Pictures aside, quote the whole listing exactly.

★ ★ ★ ★ ★ ★ ★

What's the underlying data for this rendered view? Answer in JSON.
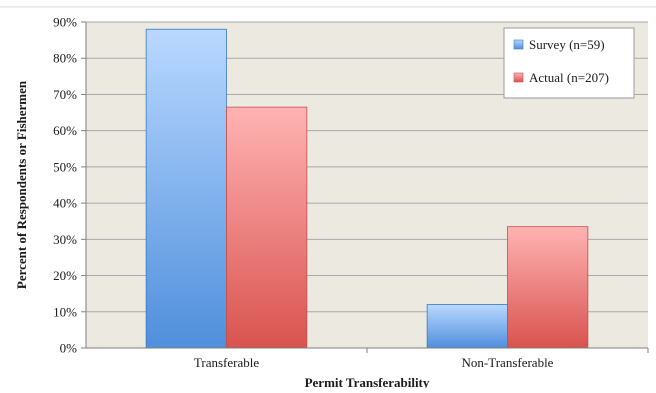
{
  "chart_data": {
    "type": "bar",
    "title": "",
    "xlabel": "Permit Transferability",
    "ylabel": "Percent of Respondents or Fishermen",
    "categories": [
      "Transferable",
      "Non-Transferable"
    ],
    "series": [
      {
        "name": "Survey (n=59)",
        "values": [
          88,
          12
        ],
        "color": "#5b9bd5"
      },
      {
        "name": "Actual (n=207)",
        "values": [
          66.5,
          33.5
        ],
        "color": "#e06666"
      }
    ],
    "ylim": [
      0,
      90
    ],
    "yticks": [
      0,
      10,
      20,
      30,
      40,
      50,
      60,
      70,
      80,
      90
    ],
    "ytick_labels": [
      "0%",
      "10%",
      "20%",
      "30%",
      "40%",
      "50%",
      "60%",
      "70%",
      "80%",
      "90%"
    ],
    "grid": true,
    "legend_position": "top-right",
    "plot_background": "#ece9e0"
  }
}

★ ★ ★ ★ ★ ★ ★

● **Finished exercise**:
What's the underlying data for this rendered view? Answer in JSON.
{
  "chart_data": {
    "type": "bar",
    "title": "",
    "xlabel": "Permit Transferability",
    "ylabel": "Percent of Respondents or Fishermen",
    "categories": [
      "Transferable",
      "Non-Transferable"
    ],
    "series": [
      {
        "name": "Survey (n=59)",
        "values": [
          88,
          12
        ],
        "color": "#5b9bd5"
      },
      {
        "name": "Actual (n=207)",
        "values": [
          66.5,
          33.5
        ],
        "color": "#e06666"
      }
    ],
    "ylim": [
      0,
      90
    ],
    "yticks": [
      0,
      10,
      20,
      30,
      40,
      50,
      60,
      70,
      80,
      90
    ],
    "ytick_labels": [
      "0%",
      "10%",
      "20%",
      "30%",
      "40%",
      "50%",
      "60%",
      "70%",
      "80%",
      "90%"
    ],
    "grid": true,
    "legend_position": "top-right",
    "plot_background": "#ece9e0"
  }
}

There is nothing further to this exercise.